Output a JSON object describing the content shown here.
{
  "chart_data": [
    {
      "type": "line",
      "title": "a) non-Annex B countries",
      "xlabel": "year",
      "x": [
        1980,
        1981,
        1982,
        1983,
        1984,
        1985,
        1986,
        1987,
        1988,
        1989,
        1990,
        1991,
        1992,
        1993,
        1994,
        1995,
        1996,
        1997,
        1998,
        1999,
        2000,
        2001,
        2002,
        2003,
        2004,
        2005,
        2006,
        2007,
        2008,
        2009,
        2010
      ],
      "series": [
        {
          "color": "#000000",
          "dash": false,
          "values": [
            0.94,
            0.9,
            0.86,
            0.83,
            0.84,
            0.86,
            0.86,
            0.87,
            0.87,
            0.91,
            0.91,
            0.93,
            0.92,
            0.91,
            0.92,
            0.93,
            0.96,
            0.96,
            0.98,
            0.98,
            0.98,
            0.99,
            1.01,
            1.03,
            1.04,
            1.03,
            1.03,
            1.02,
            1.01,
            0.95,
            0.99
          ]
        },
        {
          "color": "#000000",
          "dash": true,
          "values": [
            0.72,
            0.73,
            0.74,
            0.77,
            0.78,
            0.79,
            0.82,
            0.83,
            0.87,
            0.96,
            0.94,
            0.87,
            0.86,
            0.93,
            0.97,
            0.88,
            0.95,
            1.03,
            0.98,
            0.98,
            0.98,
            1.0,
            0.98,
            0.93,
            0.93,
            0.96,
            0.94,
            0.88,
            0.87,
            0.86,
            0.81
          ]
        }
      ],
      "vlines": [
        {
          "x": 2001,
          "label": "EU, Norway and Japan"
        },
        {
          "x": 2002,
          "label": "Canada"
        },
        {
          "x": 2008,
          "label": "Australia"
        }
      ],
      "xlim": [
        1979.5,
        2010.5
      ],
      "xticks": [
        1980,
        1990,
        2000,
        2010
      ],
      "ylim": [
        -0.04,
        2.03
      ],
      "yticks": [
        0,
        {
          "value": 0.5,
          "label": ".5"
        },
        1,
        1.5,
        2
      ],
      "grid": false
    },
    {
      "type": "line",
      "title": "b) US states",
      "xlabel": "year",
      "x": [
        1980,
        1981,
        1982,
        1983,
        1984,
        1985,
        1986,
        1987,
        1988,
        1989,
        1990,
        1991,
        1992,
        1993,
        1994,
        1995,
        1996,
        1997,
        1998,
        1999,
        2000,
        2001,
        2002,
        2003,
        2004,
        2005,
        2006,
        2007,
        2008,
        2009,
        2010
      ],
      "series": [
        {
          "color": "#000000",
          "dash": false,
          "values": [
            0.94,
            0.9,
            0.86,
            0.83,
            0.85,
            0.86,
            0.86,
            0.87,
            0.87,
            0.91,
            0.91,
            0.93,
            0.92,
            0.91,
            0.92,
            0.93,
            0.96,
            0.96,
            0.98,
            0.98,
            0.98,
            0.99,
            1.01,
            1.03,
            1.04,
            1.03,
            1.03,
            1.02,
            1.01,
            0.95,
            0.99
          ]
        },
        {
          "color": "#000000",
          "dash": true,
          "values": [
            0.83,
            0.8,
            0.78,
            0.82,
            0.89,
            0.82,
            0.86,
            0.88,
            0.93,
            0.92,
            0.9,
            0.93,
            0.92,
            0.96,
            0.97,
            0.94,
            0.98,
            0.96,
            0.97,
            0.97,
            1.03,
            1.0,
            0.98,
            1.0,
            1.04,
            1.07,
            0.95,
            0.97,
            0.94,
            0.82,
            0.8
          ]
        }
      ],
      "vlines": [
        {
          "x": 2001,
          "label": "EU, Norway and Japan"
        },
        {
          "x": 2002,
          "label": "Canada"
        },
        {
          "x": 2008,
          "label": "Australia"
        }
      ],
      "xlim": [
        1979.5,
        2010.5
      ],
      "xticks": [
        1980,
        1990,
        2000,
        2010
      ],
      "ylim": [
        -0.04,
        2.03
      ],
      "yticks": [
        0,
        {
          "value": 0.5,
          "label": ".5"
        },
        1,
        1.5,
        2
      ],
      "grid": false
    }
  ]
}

==================================================

## SET EXERCISE
Give the number of lines in the listing above that contain "title", and nothing else.

## TASK SOLUTION
2